──────── ROWS

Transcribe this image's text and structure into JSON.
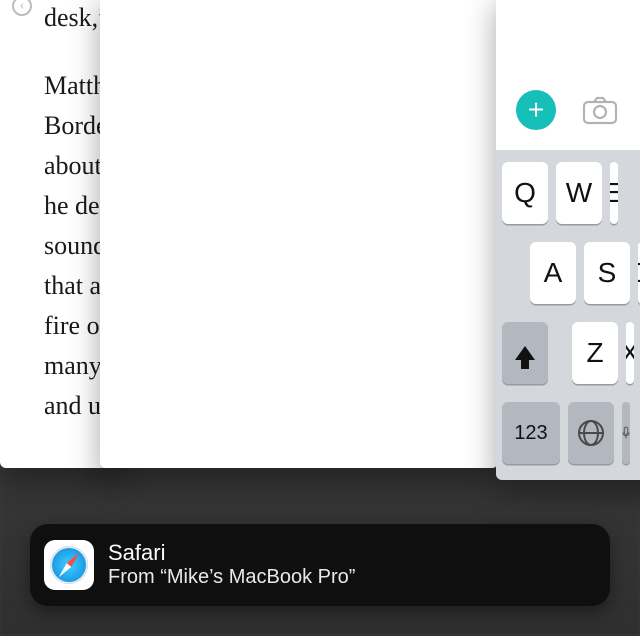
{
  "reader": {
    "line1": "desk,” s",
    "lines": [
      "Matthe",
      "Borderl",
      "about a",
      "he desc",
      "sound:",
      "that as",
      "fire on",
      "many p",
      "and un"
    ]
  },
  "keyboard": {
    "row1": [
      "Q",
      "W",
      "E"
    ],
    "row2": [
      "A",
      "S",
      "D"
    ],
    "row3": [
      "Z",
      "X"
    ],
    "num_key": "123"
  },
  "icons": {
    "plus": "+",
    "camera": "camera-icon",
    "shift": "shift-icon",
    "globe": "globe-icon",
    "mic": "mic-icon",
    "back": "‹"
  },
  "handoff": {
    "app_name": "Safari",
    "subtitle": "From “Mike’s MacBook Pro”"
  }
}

────────────────
──────── ROWS

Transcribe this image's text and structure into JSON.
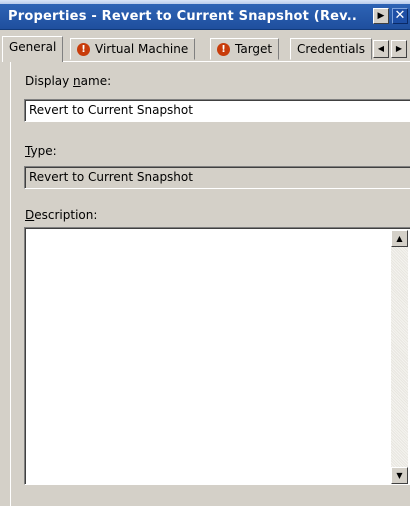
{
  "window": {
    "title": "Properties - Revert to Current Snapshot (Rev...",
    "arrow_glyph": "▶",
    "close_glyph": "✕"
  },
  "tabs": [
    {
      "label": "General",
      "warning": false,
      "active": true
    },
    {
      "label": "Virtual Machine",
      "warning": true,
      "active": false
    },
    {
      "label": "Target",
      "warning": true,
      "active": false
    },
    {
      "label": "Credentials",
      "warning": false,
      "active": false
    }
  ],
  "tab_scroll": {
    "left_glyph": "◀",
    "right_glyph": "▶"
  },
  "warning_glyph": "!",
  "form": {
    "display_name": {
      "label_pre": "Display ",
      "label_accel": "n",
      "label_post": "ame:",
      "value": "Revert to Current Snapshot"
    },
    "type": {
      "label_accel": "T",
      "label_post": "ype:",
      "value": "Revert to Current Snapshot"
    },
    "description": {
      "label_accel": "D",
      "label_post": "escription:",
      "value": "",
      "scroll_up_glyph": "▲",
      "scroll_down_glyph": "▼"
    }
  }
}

────────────────
──────── ROWS

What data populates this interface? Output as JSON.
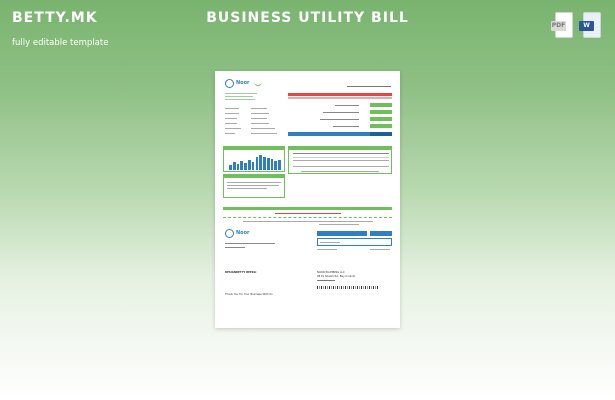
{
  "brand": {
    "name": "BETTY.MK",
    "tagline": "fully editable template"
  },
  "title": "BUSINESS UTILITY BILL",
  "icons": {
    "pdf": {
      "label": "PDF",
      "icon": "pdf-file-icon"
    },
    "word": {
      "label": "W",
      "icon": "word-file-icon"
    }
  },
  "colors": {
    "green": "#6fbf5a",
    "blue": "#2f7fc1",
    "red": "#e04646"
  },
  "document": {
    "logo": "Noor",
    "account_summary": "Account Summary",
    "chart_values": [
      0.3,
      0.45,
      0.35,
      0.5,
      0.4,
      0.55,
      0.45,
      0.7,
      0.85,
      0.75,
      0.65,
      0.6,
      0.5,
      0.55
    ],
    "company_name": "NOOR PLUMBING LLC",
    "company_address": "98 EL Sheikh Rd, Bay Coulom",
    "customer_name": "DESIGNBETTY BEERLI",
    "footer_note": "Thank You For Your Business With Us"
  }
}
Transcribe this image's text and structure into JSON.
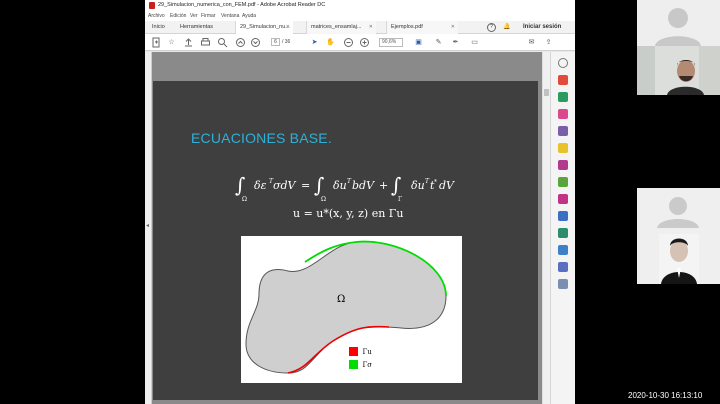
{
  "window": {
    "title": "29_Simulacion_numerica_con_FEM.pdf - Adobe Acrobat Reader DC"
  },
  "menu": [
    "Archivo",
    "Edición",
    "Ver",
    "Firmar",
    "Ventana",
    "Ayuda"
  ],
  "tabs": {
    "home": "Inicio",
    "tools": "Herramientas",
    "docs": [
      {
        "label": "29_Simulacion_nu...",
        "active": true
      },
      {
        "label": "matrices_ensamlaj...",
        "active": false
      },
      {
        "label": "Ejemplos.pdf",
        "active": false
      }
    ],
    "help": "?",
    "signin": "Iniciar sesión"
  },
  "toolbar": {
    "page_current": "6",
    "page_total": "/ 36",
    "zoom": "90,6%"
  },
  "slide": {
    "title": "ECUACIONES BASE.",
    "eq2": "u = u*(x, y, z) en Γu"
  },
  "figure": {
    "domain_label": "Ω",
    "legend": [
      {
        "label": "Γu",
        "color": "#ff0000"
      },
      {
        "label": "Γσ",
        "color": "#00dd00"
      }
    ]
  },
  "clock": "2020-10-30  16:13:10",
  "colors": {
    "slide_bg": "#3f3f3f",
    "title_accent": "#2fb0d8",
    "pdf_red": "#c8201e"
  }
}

────────────────

== PROBLEM DETAILS ==
Go through the material and copy out every line with "file" in it.

== ANSWER IN FULL ==
      "icon": "pdf-file-icon"
      "icon": "word-file-icon"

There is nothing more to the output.